_DATA FOR THIS EXERCISE_
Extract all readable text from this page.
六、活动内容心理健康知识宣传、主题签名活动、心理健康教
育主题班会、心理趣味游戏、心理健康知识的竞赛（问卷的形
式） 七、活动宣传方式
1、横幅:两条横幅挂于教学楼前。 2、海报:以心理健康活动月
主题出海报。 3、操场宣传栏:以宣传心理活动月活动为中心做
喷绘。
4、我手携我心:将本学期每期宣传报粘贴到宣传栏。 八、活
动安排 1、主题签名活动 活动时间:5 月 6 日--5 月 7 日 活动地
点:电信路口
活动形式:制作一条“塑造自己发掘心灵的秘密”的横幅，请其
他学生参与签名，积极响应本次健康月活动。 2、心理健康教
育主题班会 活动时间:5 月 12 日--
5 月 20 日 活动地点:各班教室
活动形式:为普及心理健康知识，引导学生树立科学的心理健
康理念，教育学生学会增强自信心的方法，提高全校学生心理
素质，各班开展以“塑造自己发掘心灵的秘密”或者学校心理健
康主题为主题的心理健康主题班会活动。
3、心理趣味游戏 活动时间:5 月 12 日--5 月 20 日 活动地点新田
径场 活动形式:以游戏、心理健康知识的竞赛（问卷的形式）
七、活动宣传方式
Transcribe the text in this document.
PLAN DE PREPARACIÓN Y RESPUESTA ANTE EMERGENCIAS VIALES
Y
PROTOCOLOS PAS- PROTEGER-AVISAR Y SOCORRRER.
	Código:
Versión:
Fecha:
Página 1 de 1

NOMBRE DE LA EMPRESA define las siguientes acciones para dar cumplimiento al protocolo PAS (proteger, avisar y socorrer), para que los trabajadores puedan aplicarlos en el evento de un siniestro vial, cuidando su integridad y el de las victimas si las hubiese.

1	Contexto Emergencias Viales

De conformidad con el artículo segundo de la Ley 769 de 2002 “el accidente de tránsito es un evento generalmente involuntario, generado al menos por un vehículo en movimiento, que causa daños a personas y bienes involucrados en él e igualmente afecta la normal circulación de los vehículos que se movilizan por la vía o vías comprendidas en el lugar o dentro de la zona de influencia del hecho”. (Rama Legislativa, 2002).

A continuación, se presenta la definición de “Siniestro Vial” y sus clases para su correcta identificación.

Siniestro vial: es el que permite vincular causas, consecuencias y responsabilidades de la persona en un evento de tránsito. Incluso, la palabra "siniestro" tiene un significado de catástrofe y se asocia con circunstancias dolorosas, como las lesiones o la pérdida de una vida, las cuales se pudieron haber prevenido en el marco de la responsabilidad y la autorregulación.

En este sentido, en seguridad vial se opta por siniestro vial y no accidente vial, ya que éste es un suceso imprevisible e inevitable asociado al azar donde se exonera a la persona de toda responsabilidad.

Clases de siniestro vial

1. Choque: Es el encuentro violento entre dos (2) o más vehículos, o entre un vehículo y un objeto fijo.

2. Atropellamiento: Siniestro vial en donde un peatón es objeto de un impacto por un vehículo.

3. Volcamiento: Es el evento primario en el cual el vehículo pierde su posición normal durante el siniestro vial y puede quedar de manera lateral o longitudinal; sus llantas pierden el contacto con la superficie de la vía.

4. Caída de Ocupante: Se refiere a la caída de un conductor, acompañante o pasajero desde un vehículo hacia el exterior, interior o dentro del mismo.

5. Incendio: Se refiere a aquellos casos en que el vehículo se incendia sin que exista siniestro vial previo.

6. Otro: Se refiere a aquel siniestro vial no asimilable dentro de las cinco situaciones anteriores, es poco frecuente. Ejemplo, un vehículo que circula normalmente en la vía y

_REQUIRED WORK_
Search the data above for the word "心理趣味游戏", then gather each line in which it appears.

_RESULT BELOW_
育主题班会、心理趣味游戏、心理健康知识的竞赛（问卷的形
3、心理趣味游戏 活动时间:5 月 12 日--5 月 20 日 活动地点新田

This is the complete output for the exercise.